### BRIEF
Find the lines that hold the word "your" and return them.

RECORDS FOR THIS EXERCISE start

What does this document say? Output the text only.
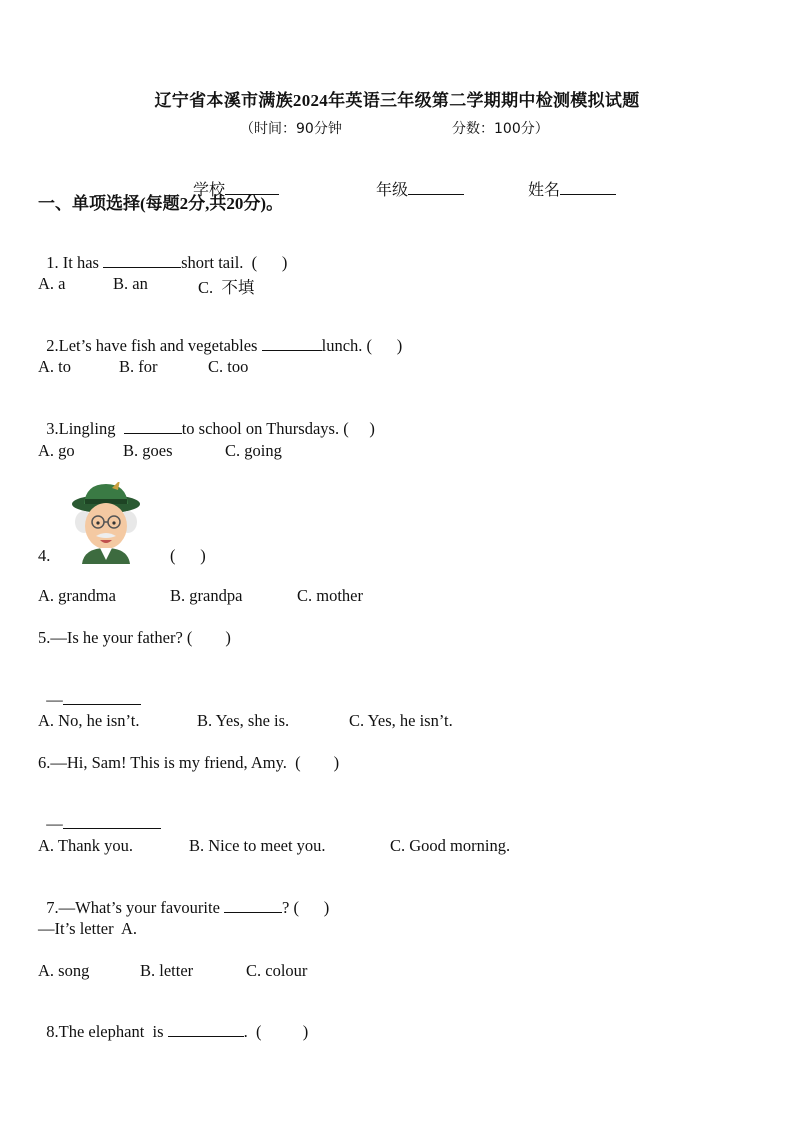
辽宁省本溪市满族2024年英语三年级第二学期期中检测模拟试题
（时间：90分钟	分数：100分）

学校	年级	姓名

一、单项选择(每题2分,共20分)。

1. It has	short tail.  (      )

A. a	B. an	C.  不填

2.Let’s have fish and vegetables	lunch. (      )

A. to	B. for	C. too

3.Lingling	to school on Thursdays. (     )

A. go	B. goes	C. going
4.	(      )
A. grandma	B. grandpa	C. mother
5.—Is he your father? (        )

—

A. No, he isn’t.	B. Yes, she is.	C. Yes, he isn’t.
6.—Hi, Sam! This is my friend, Amy.  (        )

—

A. Thank you.	B. Nice to meet you.	C. Good morning.

7.—What’s your favourite	? (      )

—It’s letter  A.
A. song	B. letter	C. colour

8.The elephant  is	.  (          )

RECORDS FOR THIS EXERCISE end

### ANSWER TO THIS EXERCISE
5.—Is he your father? (        )
7.—What’s your favourite	? (      )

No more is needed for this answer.